• _Task_: Your task is to reproduce the entries below word for word.

• _Task data_:
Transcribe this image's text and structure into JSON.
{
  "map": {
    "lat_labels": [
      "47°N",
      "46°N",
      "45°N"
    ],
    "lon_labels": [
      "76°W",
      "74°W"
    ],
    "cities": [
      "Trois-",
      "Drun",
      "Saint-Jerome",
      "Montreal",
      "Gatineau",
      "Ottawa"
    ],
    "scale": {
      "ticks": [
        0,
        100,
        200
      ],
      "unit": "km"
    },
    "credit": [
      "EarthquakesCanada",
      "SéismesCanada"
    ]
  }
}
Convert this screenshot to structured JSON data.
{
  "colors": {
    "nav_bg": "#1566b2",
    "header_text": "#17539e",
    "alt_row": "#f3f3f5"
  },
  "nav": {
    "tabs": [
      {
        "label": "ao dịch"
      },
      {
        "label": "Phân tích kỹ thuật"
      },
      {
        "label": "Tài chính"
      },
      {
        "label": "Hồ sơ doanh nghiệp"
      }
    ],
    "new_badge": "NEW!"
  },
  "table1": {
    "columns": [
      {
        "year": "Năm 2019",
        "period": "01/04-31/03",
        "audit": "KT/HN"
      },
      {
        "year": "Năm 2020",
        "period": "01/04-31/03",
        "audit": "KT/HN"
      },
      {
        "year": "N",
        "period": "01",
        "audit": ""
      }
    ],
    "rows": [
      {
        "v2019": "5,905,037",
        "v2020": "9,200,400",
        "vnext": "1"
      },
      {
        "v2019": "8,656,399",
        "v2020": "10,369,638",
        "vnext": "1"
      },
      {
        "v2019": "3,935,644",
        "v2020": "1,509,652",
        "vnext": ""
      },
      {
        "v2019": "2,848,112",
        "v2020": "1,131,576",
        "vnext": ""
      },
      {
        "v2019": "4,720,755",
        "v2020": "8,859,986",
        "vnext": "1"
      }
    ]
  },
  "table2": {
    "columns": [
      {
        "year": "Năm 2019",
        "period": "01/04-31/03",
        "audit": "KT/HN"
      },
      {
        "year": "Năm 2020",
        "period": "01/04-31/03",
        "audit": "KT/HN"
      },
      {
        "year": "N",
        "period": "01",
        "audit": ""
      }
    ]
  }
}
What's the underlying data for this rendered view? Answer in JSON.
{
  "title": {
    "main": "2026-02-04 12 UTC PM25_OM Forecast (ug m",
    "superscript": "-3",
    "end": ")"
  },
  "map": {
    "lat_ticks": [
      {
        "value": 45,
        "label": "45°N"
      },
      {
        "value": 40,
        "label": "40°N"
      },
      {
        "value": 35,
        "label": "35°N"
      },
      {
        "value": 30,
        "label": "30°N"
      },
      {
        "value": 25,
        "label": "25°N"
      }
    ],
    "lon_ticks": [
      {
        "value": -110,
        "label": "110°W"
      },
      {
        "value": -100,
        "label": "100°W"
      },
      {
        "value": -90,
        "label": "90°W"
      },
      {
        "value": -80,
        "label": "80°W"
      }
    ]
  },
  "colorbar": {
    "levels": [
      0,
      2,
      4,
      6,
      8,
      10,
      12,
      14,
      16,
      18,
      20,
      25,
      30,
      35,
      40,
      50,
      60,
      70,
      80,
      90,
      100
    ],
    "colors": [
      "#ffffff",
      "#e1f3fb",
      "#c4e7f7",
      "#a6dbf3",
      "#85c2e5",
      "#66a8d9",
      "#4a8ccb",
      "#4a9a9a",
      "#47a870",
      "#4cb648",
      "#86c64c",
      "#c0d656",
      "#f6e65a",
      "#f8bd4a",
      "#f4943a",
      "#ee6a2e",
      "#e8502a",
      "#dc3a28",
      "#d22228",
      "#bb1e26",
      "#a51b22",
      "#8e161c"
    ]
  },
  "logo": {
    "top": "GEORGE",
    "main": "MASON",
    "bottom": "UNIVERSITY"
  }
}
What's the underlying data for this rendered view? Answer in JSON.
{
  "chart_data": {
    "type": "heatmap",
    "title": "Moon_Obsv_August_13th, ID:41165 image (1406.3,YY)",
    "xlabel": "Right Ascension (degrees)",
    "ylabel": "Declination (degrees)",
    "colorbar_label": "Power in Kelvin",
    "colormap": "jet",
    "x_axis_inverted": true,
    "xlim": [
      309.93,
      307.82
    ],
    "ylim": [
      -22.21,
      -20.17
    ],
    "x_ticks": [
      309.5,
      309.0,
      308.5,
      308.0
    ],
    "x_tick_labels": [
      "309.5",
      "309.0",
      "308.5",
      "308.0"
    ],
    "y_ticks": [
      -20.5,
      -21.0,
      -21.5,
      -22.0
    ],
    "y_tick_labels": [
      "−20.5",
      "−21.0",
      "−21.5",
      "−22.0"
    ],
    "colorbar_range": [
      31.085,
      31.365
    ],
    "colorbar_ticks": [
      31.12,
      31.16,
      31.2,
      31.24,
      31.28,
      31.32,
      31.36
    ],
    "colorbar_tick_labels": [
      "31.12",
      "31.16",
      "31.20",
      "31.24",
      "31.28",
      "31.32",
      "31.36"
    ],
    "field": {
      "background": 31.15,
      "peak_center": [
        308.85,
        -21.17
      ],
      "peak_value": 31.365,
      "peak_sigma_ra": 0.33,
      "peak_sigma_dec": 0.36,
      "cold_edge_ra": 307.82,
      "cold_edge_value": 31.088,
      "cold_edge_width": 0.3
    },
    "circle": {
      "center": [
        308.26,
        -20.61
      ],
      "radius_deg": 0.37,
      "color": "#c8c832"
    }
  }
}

• _Expected answer_:
Transcribe this image's text and structure into JSON.
{
  "map": {
    "lat_labels": [
      "47°N",
      "46°N",
      "45°N"
    ],
    "lon_labels": [
      "76°W",
      "74°W"
    ],
    "cities": [
      "Trois-",
      "Drun",
      "Saint-Jerome",
      "Montreal",
      "Gatineau",
      "Ottawa"
    ],
    "scale": {
      "ticks": [
        0,
        100,
        200
      ],
      "unit": "km"
    },
    "credit": [
      "EarthquakesCanada",
      "SéismesCanada"
    ]
  }
}
Convert this screenshot to structured JSON data.
{
  "colors": {
    "nav_bg": "#1566b2",
    "header_text": "#17539e",
    "alt_row": "#f3f3f5"
  },
  "nav": {
    "tabs": [
      {
        "label": "ao dịch"
      },
      {
        "label": "Phân tích kỹ thuật"
      },
      {
        "label": "Tài chính"
      },
      {
        "label": "Hồ sơ doanh nghiệp"
      }
    ],
    "new_badge": "NEW!"
  },
  "table1": {
    "columns": [
      {
        "year": "Năm 2019",
        "period": "01/04-31/03",
        "audit": "KT/HN"
      },
      {
        "year": "Năm 2020",
        "period": "01/04-31/03",
        "audit": "KT/HN"
      },
      {
        "year": "N",
        "period": "01",
        "audit": ""
      }
    ],
    "rows": [
      {
        "v2019": "5,905,037",
        "v2020": "9,200,400",
        "vnext": "1"
      },
      {
        "v2019": "8,656,399",
        "v2020": "10,369,638",
        "vnext": "1"
      },
      {
        "v2019": "3,935,644",
        "v2020": "1,509,652",
        "vnext": ""
      },
      {
        "v2019": "2,848,112",
        "v2020": "1,131,576",
        "vnext": ""
      },
      {
        "v2019": "4,720,755",
        "v2020": "8,859,986",
        "vnext": "1"
      }
    ]
  },
  "table2": {
    "columns": [
      {
        "year": "Năm 2019",
        "period": "01/04-31/03",
        "audit": "KT/HN"
      },
      {
        "year": "Năm 2020",
        "period": "01/04-31/03",
        "audit": "KT/HN"
      },
      {
        "year": "N",
        "period": "01",
        "audit": ""
      }
    ]
  }
}
What's the underlying data for this rendered view? Answer in JSON.
{
  "title": {
    "main": "2026-02-04 12 UTC PM25_OM Forecast (ug m",
    "superscript": "-3",
    "end": ")"
  },
  "map": {
    "lat_ticks": [
      {
        "value": 45,
        "label": "45°N"
      },
      {
        "value": 40,
        "label": "40°N"
      },
      {
        "value": 35,
        "label": "35°N"
      },
      {
        "value": 30,
        "label": "30°N"
      },
      {
        "value": 25,
        "label": "25°N"
      }
    ],
    "lon_ticks": [
      {
        "value": -110,
        "label": "110°W"
      },
      {
        "value": -100,
        "label": "100°W"
      },
      {
        "value": -90,
        "label": "90°W"
      },
      {
        "value": -80,
        "label": "80°W"
      }
    ]
  },
  "colorbar": {
    "levels": [
      0,
      2,
      4,
      6,
      8,
      10,
      12,
      14,
      16,
      18,
      20,
      25,
      30,
      35,
      40,
      50,
      60,
      70,
      80,
      90,
      100
    ],
    "colors": [
      "#ffffff",
      "#e1f3fb",
      "#c4e7f7",
      "#a6dbf3",
      "#85c2e5",
      "#66a8d9",
      "#4a8ccb",
      "#4a9a9a",
      "#47a870",
      "#4cb648",
      "#86c64c",
      "#c0d656",
      "#f6e65a",
      "#f8bd4a",
      "#f4943a",
      "#ee6a2e",
      "#e8502a",
      "#dc3a28",
      "#d22228",
      "#bb1e26",
      "#a51b22",
      "#8e161c"
    ]
  },
  "logo": {
    "top": "GEORGE",
    "main": "MASON",
    "bottom": "UNIVERSITY"
  }
}
What's the underlying data for this rendered view? Answer in JSON.
{
  "chart_data": {
    "type": "heatmap",
    "title": "Moon_Obsv_August_13th, ID:41165 image (1406.3,YY)",
    "xlabel": "Right Ascension (degrees)",
    "ylabel": "Declination (degrees)",
    "colorbar_label": "Power in Kelvin",
    "colormap": "jet",
    "x_axis_inverted": true,
    "xlim": [
      309.93,
      307.82
    ],
    "ylim": [
      -22.21,
      -20.17
    ],
    "x_ticks": [
      309.5,
      309.0,
      308.5,
      308.0
    ],
    "x_tick_labels": [
      "309.5",
      "309.0",
      "308.5",
      "308.0"
    ],
    "y_ticks": [
      -20.5,
      -21.0,
      -21.5,
      -22.0
    ],
    "y_tick_labels": [
      "−20.5",
      "−21.0",
      "−21.5",
      "−22.0"
    ],
    "colorbar_range": [
      31.085,
      31.365
    ],
    "colorbar_ticks": [
      31.12,
      31.16,
      31.2,
      31.24,
      31.28,
      31.32,
      31.36
    ],
    "colorbar_tick_labels": [
      "31.12",
      "31.16",
      "31.20",
      "31.24",
      "31.28",
      "31.32",
      "31.36"
    ],
    "field": {
      "background": 31.15,
      "peak_center": [
        308.85,
        -21.17
      ],
      "peak_value": 31.365,
      "peak_sigma_ra": 0.33,
      "peak_sigma_dec": 0.36,
      "cold_edge_ra": 307.82,
      "cold_edge_value": 31.088,
      "cold_edge_width": 0.3
    },
    "circle": {
      "center": [
        308.26,
        -20.61
      ],
      "radius_deg": 0.37,
      "color": "#c8c832"
    }
  }
}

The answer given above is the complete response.